## Problem details:
Repeat the entries that follow verbatim, without any of their pictures.

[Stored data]
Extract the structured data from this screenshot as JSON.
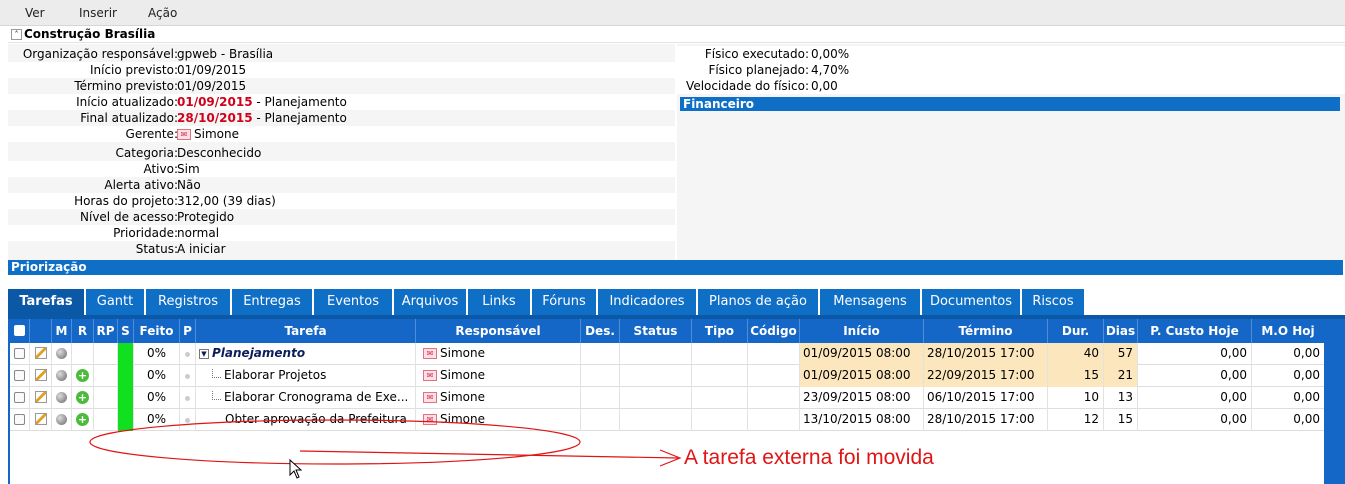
{
  "menu": [
    "Ver",
    "Inserir",
    "Ação"
  ],
  "project": {
    "title": "Construção Brasília",
    "fields": [
      {
        "label": "Organização responsável:",
        "value": "gpweb - Brasília"
      },
      {
        "label": "Início previsto:",
        "value": "01/09/2015"
      },
      {
        "label": "Término previsto:",
        "value": "01/09/2015"
      },
      {
        "label": "Início atualizado:",
        "date": "01/09/2015",
        "suffix": " - Planejamento"
      },
      {
        "label": "Final atualizado:",
        "date": "28/10/2015",
        "suffix": " - Planejamento"
      },
      {
        "label": "Gerente:",
        "value": "Simone"
      },
      {
        "label": "Categoria:",
        "value": "Desconhecido"
      },
      {
        "label": "Ativo:",
        "value": "Sim"
      },
      {
        "label": "Alerta ativo:",
        "value": "Não"
      },
      {
        "label": "Horas do projeto:",
        "value": "312,00 (39 dias)"
      },
      {
        "label": "Nível de acesso:",
        "value": "Protegido"
      },
      {
        "label": "Prioridade:",
        "value": "normal"
      },
      {
        "label": "Status:",
        "value": "A iniciar"
      }
    ],
    "right_fields": [
      {
        "label": "Físico executado:",
        "value": "0,00%"
      },
      {
        "label": "Físico planejado:",
        "value": "4,70%"
      },
      {
        "label": "Velocidade do físico:",
        "value": "0,00"
      }
    ],
    "financeiro_label": "Financeiro",
    "priorizacao_label": "Priorização"
  },
  "tabs": [
    "Tarefas",
    "Gantt",
    "Registros",
    "Entregas",
    "Eventos",
    "Arquivos",
    "Links",
    "Fóruns",
    "Indicadores",
    "Planos de ação",
    "Mensagens",
    "Documentos",
    "Riscos"
  ],
  "table": {
    "headers": [
      "M",
      "R",
      "RP",
      "S",
      "Feito",
      "P",
      "Tarefa",
      "Responsável",
      "Des.",
      "Status",
      "Tipo",
      "Código",
      "Início",
      "Término",
      "Dur.",
      "Dias",
      "P. Custo Hoje",
      "M.O Hoj"
    ],
    "rows": [
      {
        "feito": "0%",
        "tarefa": "Planejamento",
        "responsavel": "Simone",
        "inicio": "01/09/2015 08:00",
        "termino": "28/10/2015 17:00",
        "dur": "40",
        "dias": "57",
        "custo": "0,00",
        "mo": "0,00"
      },
      {
        "feito": "0%",
        "tarefa": "Elaborar Projetos",
        "responsavel": "Simone",
        "inicio": "01/09/2015 08:00",
        "termino": "22/09/2015 17:00",
        "dur": "15",
        "dias": "21",
        "custo": "0,00",
        "mo": "0,00"
      },
      {
        "feito": "0%",
        "tarefa": "Elaborar Cronograma de Exe...",
        "responsavel": "Simone",
        "inicio": "23/09/2015 08:00",
        "termino": "06/10/2015 17:00",
        "dur": "10",
        "dias": "13",
        "custo": "0,00",
        "mo": "0,00"
      },
      {
        "feito": "0%",
        "tarefa": "Obter aprovação da Prefeitura",
        "responsavel": "Simone",
        "inicio": "13/10/2015 08:00",
        "termino": "28/10/2015 17:00",
        "dur": "12",
        "dias": "15",
        "custo": "0,00",
        "mo": "0,00"
      }
    ]
  },
  "annotation": "A tarefa externa foi movida",
  "colors": {
    "tab_blue": "#0f6fc6",
    "status_green": "#10e020",
    "date_highlight": "#fbe6bd",
    "annotation_red": "#e01414"
  }
}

## Solution for this exercise:
Extract the structured data from this screenshot as JSON.
{
  "menu": [
    "Ver",
    "Inserir",
    "Ação"
  ],
  "project": {
    "title": "Construção Brasília",
    "fields": [
      {
        "label": "Organização responsável:",
        "value": "gpweb - Brasília"
      },
      {
        "label": "Início previsto:",
        "value": "01/09/2015"
      },
      {
        "label": "Término previsto:",
        "value": "01/09/2015"
      },
      {
        "label": "Início atualizado:",
        "date": "01/09/2015",
        "suffix": " - Planejamento"
      },
      {
        "label": "Final atualizado:",
        "date": "28/10/2015",
        "suffix": " - Planejamento"
      },
      {
        "label": "Gerente:",
        "value": "Simone"
      },
      {
        "label": "Categoria:",
        "value": "Desconhecido"
      },
      {
        "label": "Ativo:",
        "value": "Sim"
      },
      {
        "label": "Alerta ativo:",
        "value": "Não"
      },
      {
        "label": "Horas do projeto:",
        "value": "312,00 (39 dias)"
      },
      {
        "label": "Nível de acesso:",
        "value": "Protegido"
      },
      {
        "label": "Prioridade:",
        "value": "normal"
      },
      {
        "label": "Status:",
        "value": "A iniciar"
      }
    ],
    "right_fields": [
      {
        "label": "Físico executado:",
        "value": "0,00%"
      },
      {
        "label": "Físico planejado:",
        "value": "4,70%"
      },
      {
        "label": "Velocidade do físico:",
        "value": "0,00"
      }
    ],
    "financeiro_label": "Financeiro",
    "priorizacao_label": "Priorização"
  },
  "tabs": [
    "Tarefas",
    "Gantt",
    "Registros",
    "Entregas",
    "Eventos",
    "Arquivos",
    "Links",
    "Fóruns",
    "Indicadores",
    "Planos de ação",
    "Mensagens",
    "Documentos",
    "Riscos"
  ],
  "table": {
    "headers": [
      "M",
      "R",
      "RP",
      "S",
      "Feito",
      "P",
      "Tarefa",
      "Responsável",
      "Des.",
      "Status",
      "Tipo",
      "Código",
      "Início",
      "Término",
      "Dur.",
      "Dias",
      "P. Custo Hoje",
      "M.O Hoj"
    ],
    "rows": [
      {
        "feito": "0%",
        "tarefa": "Planejamento",
        "responsavel": "Simone",
        "inicio": "01/09/2015 08:00",
        "termino": "28/10/2015 17:00",
        "dur": "40",
        "dias": "57",
        "custo": "0,00",
        "mo": "0,00"
      },
      {
        "feito": "0%",
        "tarefa": "Elaborar Projetos",
        "responsavel": "Simone",
        "inicio": "01/09/2015 08:00",
        "termino": "22/09/2015 17:00",
        "dur": "15",
        "dias": "21",
        "custo": "0,00",
        "mo": "0,00"
      },
      {
        "feito": "0%",
        "tarefa": "Elaborar Cronograma de Exe...",
        "responsavel": "Simone",
        "inicio": "23/09/2015 08:00",
        "termino": "06/10/2015 17:00",
        "dur": "10",
        "dias": "13",
        "custo": "0,00",
        "mo": "0,00"
      },
      {
        "feito": "0%",
        "tarefa": "Obter aprovação da Prefeitura",
        "responsavel": "Simone",
        "inicio": "13/10/2015 08:00",
        "termino": "28/10/2015 17:00",
        "dur": "12",
        "dias": "15",
        "custo": "0,00",
        "mo": "0,00"
      }
    ]
  },
  "annotation": "A tarefa externa foi movida",
  "colors": {
    "tab_blue": "#0f6fc6",
    "status_green": "#10e020",
    "date_highlight": "#fbe6bd",
    "annotation_red": "#e01414"
  }
}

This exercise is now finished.